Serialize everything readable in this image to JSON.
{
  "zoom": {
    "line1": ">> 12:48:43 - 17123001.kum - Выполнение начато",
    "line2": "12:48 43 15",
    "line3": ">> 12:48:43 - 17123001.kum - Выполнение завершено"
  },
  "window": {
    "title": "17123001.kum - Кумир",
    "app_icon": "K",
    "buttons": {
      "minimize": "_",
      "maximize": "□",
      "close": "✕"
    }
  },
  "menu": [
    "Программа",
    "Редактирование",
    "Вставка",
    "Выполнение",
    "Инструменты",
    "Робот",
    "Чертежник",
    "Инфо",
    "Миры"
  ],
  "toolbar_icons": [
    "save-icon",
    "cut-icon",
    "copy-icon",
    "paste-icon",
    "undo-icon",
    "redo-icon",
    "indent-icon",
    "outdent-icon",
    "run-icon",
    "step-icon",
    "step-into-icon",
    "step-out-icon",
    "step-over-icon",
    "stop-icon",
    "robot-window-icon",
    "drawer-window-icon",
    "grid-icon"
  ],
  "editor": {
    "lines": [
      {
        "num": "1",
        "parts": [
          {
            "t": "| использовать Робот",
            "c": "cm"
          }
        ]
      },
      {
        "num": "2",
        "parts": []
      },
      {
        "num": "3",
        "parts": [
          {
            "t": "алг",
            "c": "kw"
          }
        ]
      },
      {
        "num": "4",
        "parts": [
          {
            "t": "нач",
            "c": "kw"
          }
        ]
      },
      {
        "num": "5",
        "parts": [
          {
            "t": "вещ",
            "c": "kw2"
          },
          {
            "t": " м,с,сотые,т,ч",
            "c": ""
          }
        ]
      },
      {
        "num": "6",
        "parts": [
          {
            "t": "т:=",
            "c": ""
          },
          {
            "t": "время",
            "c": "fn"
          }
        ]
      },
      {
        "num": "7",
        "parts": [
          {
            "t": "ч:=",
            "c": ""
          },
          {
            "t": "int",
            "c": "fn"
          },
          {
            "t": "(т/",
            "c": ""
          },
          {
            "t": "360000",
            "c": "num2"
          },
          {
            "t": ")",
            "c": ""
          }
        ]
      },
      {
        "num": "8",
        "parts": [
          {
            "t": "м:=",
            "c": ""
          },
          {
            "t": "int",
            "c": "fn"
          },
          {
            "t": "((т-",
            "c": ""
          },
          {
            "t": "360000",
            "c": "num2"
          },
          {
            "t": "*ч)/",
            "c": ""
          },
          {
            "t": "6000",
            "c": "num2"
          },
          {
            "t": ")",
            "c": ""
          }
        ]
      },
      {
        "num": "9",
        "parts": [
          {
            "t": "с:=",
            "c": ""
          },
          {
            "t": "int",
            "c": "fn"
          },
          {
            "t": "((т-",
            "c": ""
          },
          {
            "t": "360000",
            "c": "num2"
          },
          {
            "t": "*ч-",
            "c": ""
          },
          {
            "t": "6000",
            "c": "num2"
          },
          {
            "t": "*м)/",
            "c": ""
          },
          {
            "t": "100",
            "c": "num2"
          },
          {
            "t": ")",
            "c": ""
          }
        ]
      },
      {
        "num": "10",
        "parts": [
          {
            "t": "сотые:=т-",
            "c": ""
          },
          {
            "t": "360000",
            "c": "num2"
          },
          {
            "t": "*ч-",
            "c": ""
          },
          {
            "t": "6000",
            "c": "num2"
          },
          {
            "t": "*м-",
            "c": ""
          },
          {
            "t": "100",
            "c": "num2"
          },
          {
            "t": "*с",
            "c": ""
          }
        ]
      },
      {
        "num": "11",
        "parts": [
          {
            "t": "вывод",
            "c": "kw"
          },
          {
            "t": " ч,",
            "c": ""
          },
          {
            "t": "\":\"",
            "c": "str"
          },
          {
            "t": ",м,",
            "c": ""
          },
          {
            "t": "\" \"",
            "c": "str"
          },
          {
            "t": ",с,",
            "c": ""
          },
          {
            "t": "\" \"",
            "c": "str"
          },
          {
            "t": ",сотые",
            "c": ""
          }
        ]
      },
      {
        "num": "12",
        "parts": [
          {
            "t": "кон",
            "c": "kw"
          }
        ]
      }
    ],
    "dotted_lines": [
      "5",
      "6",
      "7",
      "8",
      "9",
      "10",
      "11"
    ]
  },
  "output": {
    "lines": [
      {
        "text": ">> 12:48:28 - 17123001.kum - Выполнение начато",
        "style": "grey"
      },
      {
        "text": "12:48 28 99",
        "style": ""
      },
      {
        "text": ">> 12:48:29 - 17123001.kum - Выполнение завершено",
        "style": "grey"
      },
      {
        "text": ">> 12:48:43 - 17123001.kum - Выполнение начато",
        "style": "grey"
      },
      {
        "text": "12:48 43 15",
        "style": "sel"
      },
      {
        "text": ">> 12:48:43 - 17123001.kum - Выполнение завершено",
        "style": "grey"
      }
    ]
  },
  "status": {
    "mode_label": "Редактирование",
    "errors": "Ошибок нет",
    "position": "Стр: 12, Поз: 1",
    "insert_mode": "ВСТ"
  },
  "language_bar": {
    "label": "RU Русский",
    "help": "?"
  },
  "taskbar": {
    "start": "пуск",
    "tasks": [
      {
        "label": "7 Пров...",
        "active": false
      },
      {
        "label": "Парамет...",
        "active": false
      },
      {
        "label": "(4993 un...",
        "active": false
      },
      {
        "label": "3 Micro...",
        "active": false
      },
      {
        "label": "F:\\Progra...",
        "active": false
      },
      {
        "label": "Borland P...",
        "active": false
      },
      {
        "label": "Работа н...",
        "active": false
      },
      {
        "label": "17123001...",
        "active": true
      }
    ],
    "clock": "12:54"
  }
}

□ □ □

### SHORT PROBLEM
Type out the entries again, word for word.

### WRITTEN RESPONSE
Serialize everything readable in this image to JSON.
{
  "zoom": {
    "line1": ">> 12:48:43 - 17123001.kum - Выполнение начато",
    "line2": "12:48 43 15",
    "line3": ">> 12:48:43 - 17123001.kum - Выполнение завершено"
  },
  "window": {
    "title": "17123001.kum - Кумир",
    "app_icon": "K",
    "buttons": {
      "minimize": "_",
      "maximize": "□",
      "close": "✕"
    }
  },
  "menu": [
    "Программа",
    "Редактирование",
    "Вставка",
    "Выполнение",
    "Инструменты",
    "Робот",
    "Чертежник",
    "Инфо",
    "Миры"
  ],
  "toolbar_icons": [
    "save-icon",
    "cut-icon",
    "copy-icon",
    "paste-icon",
    "undo-icon",
    "redo-icon",
    "indent-icon",
    "outdent-icon",
    "run-icon",
    "step-icon",
    "step-into-icon",
    "step-out-icon",
    "step-over-icon",
    "stop-icon",
    "robot-window-icon",
    "drawer-window-icon",
    "grid-icon"
  ],
  "editor": {
    "lines": [
      {
        "num": "1",
        "parts": [
          {
            "t": "| использовать Робот",
            "c": "cm"
          }
        ]
      },
      {
        "num": "2",
        "parts": []
      },
      {
        "num": "3",
        "parts": [
          {
            "t": "алг",
            "c": "kw"
          }
        ]
      },
      {
        "num": "4",
        "parts": [
          {
            "t": "нач",
            "c": "kw"
          }
        ]
      },
      {
        "num": "5",
        "parts": [
          {
            "t": "вещ",
            "c": "kw2"
          },
          {
            "t": " м,с,сотые,т,ч",
            "c": ""
          }
        ]
      },
      {
        "num": "6",
        "parts": [
          {
            "t": "т:=",
            "c": ""
          },
          {
            "t": "время",
            "c": "fn"
          }
        ]
      },
      {
        "num": "7",
        "parts": [
          {
            "t": "ч:=",
            "c": ""
          },
          {
            "t": "int",
            "c": "fn"
          },
          {
            "t": "(т/",
            "c": ""
          },
          {
            "t": "360000",
            "c": "num2"
          },
          {
            "t": ")",
            "c": ""
          }
        ]
      },
      {
        "num": "8",
        "parts": [
          {
            "t": "м:=",
            "c": ""
          },
          {
            "t": "int",
            "c": "fn"
          },
          {
            "t": "((т-",
            "c": ""
          },
          {
            "t": "360000",
            "c": "num2"
          },
          {
            "t": "*ч)/",
            "c": ""
          },
          {
            "t": "6000",
            "c": "num2"
          },
          {
            "t": ")",
            "c": ""
          }
        ]
      },
      {
        "num": "9",
        "parts": [
          {
            "t": "с:=",
            "c": ""
          },
          {
            "t": "int",
            "c": "fn"
          },
          {
            "t": "((т-",
            "c": ""
          },
          {
            "t": "360000",
            "c": "num2"
          },
          {
            "t": "*ч-",
            "c": ""
          },
          {
            "t": "6000",
            "c": "num2"
          },
          {
            "t": "*м)/",
            "c": ""
          },
          {
            "t": "100",
            "c": "num2"
          },
          {
            "t": ")",
            "c": ""
          }
        ]
      },
      {
        "num": "10",
        "parts": [
          {
            "t": "сотые:=т-",
            "c": ""
          },
          {
            "t": "360000",
            "c": "num2"
          },
          {
            "t": "*ч-",
            "c": ""
          },
          {
            "t": "6000",
            "c": "num2"
          },
          {
            "t": "*м-",
            "c": ""
          },
          {
            "t": "100",
            "c": "num2"
          },
          {
            "t": "*с",
            "c": ""
          }
        ]
      },
      {
        "num": "11",
        "parts": [
          {
            "t": "вывод",
            "c": "kw"
          },
          {
            "t": " ч,",
            "c": ""
          },
          {
            "t": "\":\"",
            "c": "str"
          },
          {
            "t": ",м,",
            "c": ""
          },
          {
            "t": "\" \"",
            "c": "str"
          },
          {
            "t": ",с,",
            "c": ""
          },
          {
            "t": "\" \"",
            "c": "str"
          },
          {
            "t": ",сотые",
            "c": ""
          }
        ]
      },
      {
        "num": "12",
        "parts": [
          {
            "t": "кон",
            "c": "kw"
          }
        ]
      }
    ],
    "dotted_lines": [
      "5",
      "6",
      "7",
      "8",
      "9",
      "10",
      "11"
    ]
  },
  "output": {
    "lines": [
      {
        "text": ">> 12:48:28 - 17123001.kum - Выполнение начато",
        "style": "grey"
      },
      {
        "text": "12:48 28 99",
        "style": ""
      },
      {
        "text": ">> 12:48:29 - 17123001.kum - Выполнение завершено",
        "style": "grey"
      },
      {
        "text": ">> 12:48:43 - 17123001.kum - Выполнение начато",
        "style": "grey"
      },
      {
        "text": "12:48 43 15",
        "style": "sel"
      },
      {
        "text": ">> 12:48:43 - 17123001.kum - Выполнение завершено",
        "style": "grey"
      }
    ]
  },
  "status": {
    "mode_label": "Редактирование",
    "errors": "Ошибок нет",
    "position": "Стр: 12, Поз: 1",
    "insert_mode": "ВСТ"
  },
  "language_bar": {
    "label": "RU Русский",
    "help": "?"
  },
  "taskbar": {
    "start": "пуск",
    "tasks": [
      {
        "label": "7 Пров...",
        "active": false
      },
      {
        "label": "Парамет...",
        "active": false
      },
      {
        "label": "(4993 un...",
        "active": false
      },
      {
        "label": "3 Micro...",
        "active": false
      },
      {
        "label": "F:\\Progra...",
        "active": false
      },
      {
        "label": "Borland P...",
        "active": false
      },
      {
        "label": "Работа н...",
        "active": false
      },
      {
        "label": "17123001...",
        "active": true
      }
    ],
    "clock": "12:54"
  }
}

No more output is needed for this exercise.